─── DATA RECORDS

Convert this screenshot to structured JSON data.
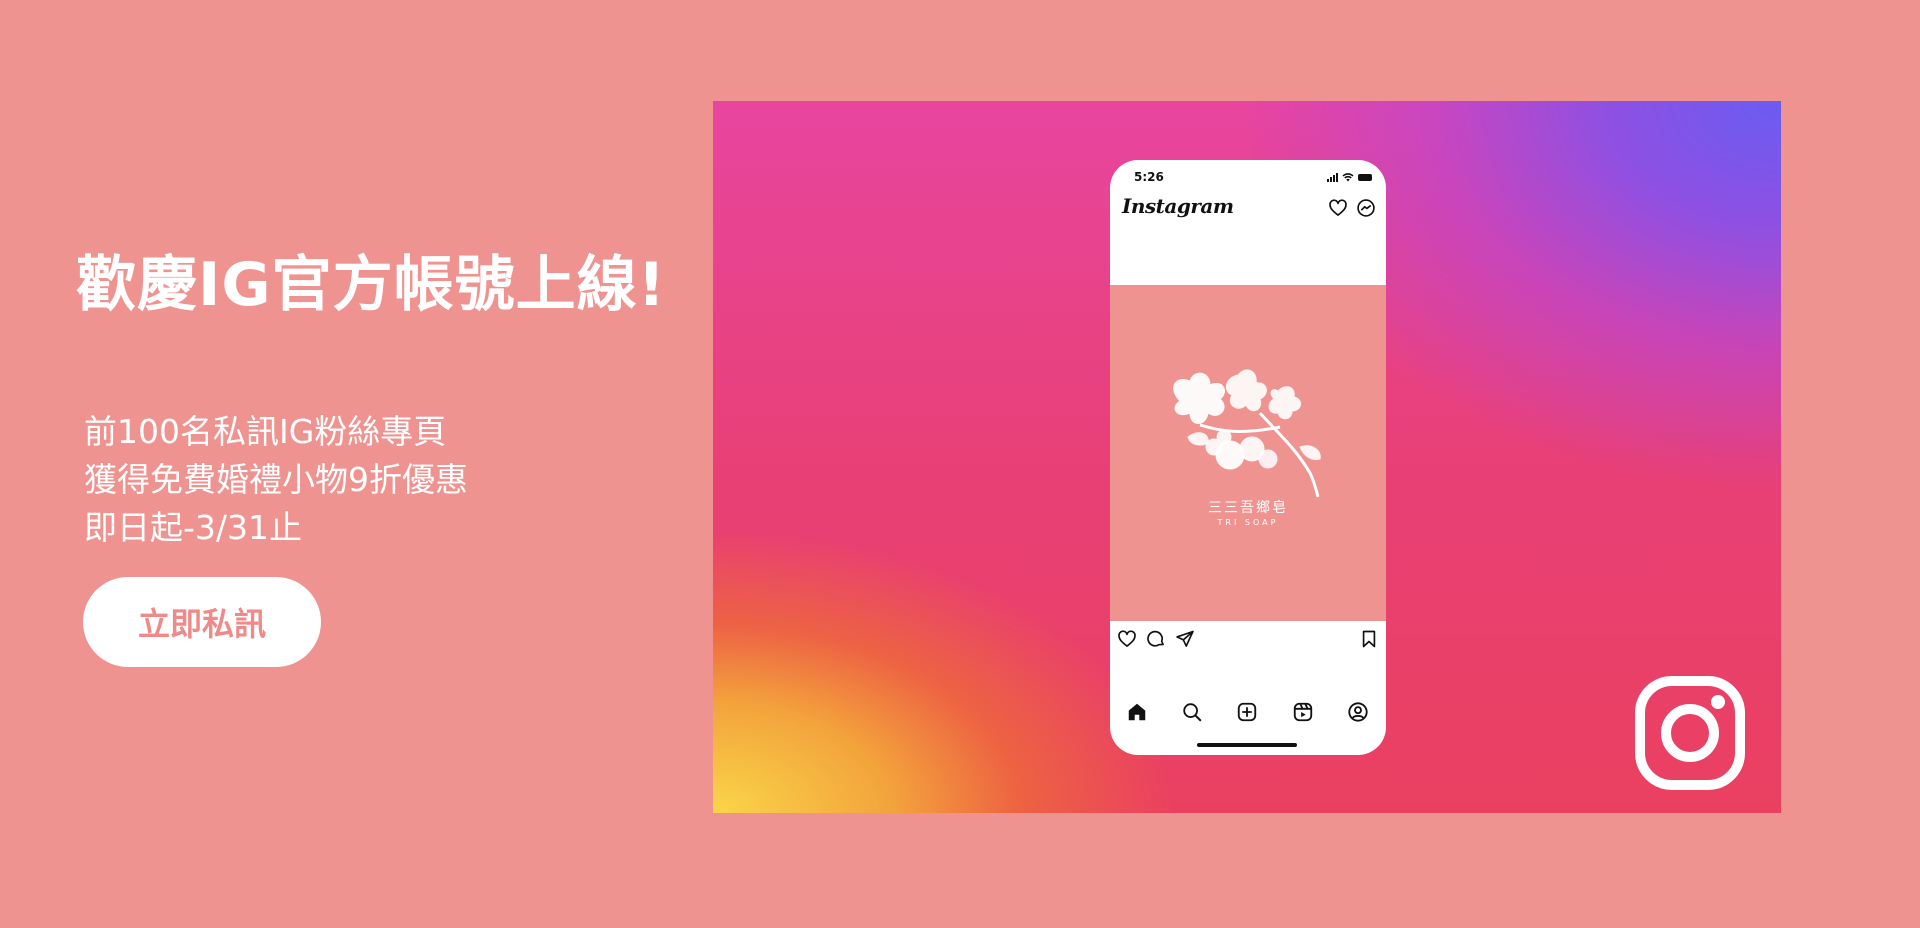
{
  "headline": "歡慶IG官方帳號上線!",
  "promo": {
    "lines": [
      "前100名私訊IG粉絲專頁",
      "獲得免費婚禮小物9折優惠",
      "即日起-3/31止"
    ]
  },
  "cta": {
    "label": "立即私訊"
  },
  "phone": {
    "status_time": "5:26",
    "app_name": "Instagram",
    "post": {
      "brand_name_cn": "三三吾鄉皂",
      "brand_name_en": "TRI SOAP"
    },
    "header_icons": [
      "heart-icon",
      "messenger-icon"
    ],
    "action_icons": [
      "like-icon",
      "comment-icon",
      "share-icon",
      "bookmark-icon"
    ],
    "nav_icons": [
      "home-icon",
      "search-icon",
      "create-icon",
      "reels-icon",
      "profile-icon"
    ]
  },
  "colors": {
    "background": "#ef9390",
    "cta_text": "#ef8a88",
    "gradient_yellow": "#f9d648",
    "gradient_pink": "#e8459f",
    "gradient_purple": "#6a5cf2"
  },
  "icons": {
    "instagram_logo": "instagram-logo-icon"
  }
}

──────
─── DATA RECORDS

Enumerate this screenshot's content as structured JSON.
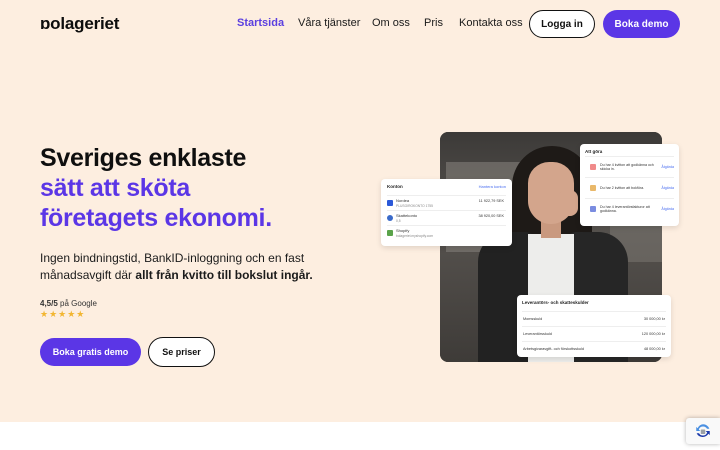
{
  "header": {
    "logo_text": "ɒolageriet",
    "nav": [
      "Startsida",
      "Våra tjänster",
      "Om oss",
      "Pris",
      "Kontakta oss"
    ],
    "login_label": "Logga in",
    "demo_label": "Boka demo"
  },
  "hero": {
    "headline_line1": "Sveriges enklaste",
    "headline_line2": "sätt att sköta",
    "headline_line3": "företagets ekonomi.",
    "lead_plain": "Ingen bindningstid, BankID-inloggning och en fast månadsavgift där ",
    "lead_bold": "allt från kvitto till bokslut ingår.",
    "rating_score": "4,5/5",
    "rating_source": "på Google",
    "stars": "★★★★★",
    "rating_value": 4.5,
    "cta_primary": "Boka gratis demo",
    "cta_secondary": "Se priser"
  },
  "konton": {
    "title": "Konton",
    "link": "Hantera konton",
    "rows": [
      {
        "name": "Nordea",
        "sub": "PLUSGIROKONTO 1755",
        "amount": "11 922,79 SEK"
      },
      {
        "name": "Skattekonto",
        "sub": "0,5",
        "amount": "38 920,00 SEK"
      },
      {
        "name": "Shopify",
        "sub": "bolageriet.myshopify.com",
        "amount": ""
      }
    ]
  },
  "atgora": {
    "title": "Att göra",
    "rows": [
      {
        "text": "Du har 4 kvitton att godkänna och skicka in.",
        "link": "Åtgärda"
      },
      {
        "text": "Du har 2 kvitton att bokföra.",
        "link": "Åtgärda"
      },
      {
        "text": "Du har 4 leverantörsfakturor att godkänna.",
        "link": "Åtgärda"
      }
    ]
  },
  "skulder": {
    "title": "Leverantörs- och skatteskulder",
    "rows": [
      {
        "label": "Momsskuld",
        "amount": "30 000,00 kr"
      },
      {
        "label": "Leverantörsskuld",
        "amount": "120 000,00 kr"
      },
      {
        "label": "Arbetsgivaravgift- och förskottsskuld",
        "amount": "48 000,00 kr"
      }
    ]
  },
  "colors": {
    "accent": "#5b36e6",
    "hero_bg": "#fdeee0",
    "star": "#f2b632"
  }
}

──────

AIM
Give solely the number of lines in the data that contain the string "JSON".

TASK OUTPUT
2